Show all lines of the listing that hold the word "Behaviour".
## Begin Exercise material
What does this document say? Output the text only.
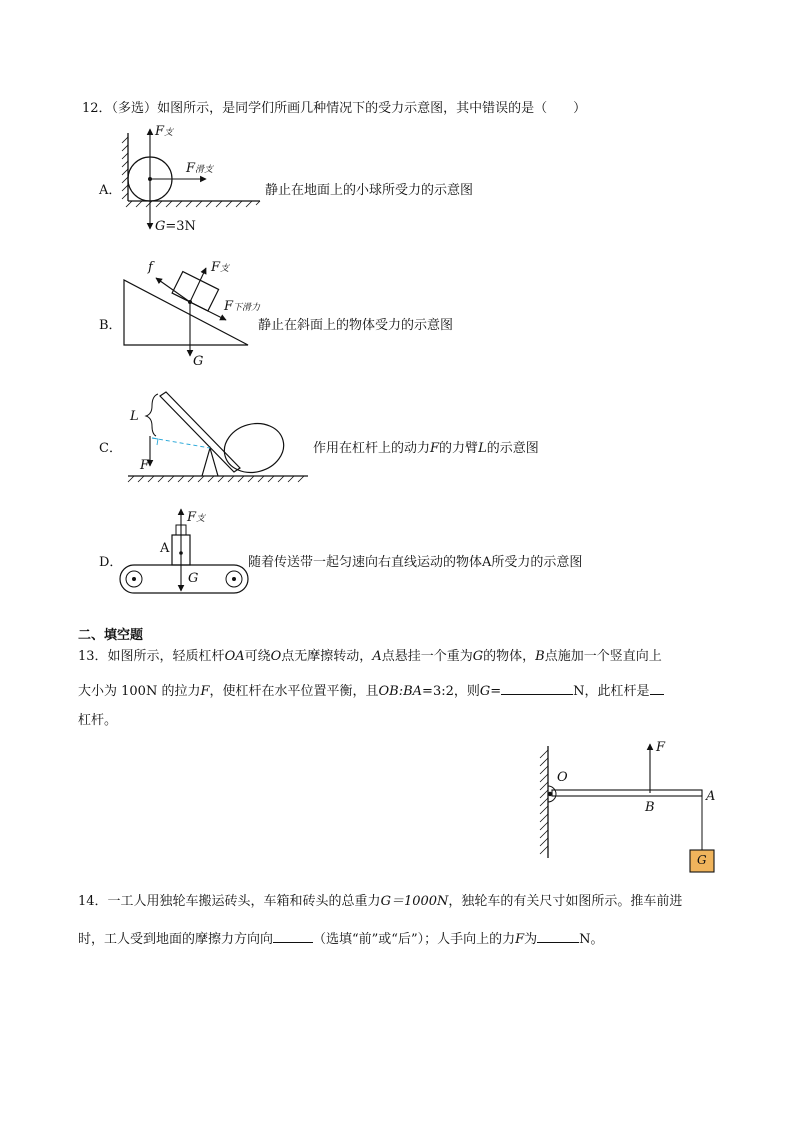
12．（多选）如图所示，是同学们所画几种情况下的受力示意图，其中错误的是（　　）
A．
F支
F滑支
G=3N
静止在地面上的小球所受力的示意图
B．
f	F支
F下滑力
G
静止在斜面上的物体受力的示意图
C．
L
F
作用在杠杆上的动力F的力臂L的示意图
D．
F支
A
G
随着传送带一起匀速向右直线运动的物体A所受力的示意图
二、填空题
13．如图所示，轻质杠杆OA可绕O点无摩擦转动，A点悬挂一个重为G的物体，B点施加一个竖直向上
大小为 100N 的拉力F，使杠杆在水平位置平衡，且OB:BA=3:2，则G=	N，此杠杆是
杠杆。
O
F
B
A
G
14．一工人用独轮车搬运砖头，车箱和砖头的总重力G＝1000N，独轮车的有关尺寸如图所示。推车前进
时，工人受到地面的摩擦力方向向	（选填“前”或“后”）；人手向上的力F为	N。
## End Exercise material
## Begin Exercise material
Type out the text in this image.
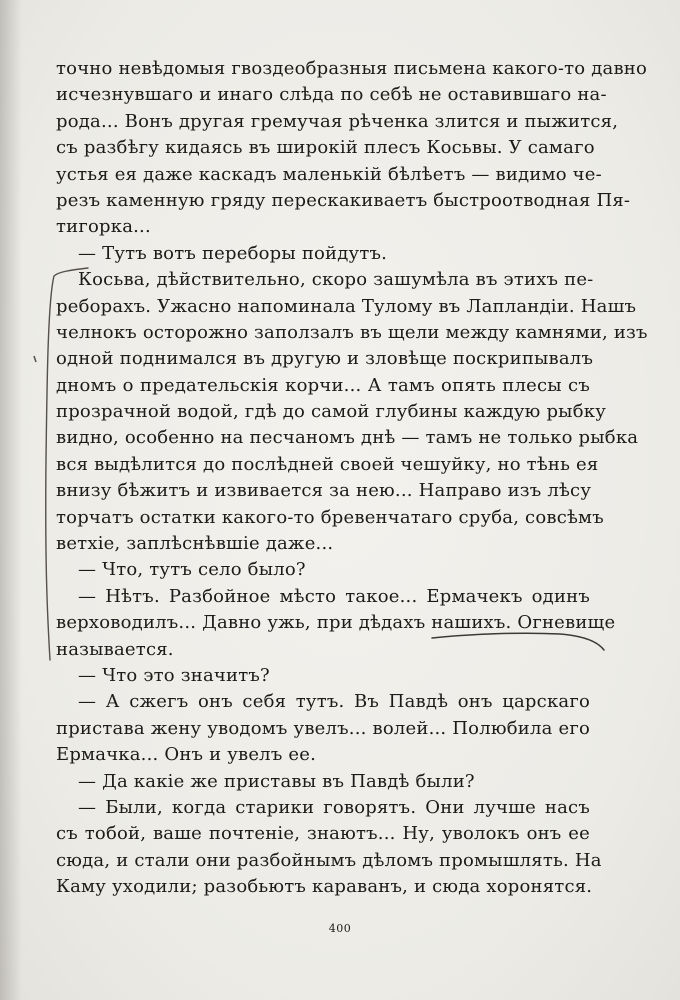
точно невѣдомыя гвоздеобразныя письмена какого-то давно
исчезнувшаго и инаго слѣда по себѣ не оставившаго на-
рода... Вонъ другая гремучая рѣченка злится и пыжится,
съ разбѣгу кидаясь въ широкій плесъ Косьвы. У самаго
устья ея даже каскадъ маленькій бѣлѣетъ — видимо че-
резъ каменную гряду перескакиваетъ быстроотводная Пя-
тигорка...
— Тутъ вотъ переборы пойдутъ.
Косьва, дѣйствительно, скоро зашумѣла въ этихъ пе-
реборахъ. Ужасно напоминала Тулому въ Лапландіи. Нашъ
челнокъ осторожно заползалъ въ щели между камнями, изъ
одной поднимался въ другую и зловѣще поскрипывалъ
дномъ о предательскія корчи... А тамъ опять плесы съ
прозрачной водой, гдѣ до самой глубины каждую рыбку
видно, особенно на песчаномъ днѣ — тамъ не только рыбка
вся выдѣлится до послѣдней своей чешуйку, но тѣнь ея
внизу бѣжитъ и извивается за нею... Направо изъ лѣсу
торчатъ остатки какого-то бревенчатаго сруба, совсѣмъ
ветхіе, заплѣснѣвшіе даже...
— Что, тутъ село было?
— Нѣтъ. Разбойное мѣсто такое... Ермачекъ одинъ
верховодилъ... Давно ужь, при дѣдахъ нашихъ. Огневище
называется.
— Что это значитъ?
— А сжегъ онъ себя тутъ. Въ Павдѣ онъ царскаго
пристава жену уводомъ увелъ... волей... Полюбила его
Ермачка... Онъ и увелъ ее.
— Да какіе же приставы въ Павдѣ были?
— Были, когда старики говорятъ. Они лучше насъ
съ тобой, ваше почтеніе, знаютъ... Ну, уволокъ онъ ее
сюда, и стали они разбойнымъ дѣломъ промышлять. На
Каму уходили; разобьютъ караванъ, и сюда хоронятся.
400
## End Exercise material
## Begin Exercise material
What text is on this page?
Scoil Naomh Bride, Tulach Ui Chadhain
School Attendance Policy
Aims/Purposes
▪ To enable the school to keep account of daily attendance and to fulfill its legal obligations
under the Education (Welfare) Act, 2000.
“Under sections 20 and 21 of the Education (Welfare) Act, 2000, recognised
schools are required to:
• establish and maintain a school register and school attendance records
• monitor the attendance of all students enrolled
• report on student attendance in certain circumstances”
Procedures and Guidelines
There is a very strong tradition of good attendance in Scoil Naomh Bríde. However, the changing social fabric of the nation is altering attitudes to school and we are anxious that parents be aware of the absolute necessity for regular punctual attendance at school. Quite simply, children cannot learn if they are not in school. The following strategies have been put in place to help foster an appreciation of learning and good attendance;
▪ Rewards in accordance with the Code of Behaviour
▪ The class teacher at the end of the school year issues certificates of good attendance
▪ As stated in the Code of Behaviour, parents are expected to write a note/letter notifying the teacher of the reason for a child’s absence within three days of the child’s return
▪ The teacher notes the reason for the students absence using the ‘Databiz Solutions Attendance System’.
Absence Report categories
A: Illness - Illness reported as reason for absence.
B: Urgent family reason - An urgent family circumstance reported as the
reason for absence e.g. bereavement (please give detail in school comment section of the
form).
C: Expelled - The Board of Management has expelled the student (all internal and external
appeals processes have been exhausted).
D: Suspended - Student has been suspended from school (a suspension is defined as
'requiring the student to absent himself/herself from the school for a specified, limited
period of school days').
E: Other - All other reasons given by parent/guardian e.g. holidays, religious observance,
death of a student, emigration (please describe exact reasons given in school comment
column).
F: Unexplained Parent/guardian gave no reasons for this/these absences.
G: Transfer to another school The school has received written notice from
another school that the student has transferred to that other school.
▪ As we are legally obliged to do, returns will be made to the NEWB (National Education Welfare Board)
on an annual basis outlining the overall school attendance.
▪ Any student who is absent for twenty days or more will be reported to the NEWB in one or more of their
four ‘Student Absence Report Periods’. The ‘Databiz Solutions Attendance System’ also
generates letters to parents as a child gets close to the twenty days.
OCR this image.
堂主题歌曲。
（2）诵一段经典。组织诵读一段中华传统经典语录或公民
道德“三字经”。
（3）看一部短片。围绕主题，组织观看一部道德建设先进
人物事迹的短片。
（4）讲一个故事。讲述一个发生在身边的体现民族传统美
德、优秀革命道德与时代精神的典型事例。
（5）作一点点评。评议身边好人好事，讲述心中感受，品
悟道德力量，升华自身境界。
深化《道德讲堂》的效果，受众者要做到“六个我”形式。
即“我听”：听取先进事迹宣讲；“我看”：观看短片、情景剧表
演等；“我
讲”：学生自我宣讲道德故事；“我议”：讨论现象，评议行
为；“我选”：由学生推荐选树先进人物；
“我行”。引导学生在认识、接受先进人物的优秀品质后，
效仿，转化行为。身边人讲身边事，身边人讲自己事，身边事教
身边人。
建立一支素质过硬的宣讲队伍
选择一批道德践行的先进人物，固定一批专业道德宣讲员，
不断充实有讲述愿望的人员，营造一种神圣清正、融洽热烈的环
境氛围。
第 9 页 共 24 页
## End Exercise material
▸ Finished task:
▪ Rewards in accordance with the Code of Behaviour
▪ As stated in the Code of Behaviour, parents are expected to write a note/letter notifying the teacher of the reason for a child’s absence within three days of the child’s return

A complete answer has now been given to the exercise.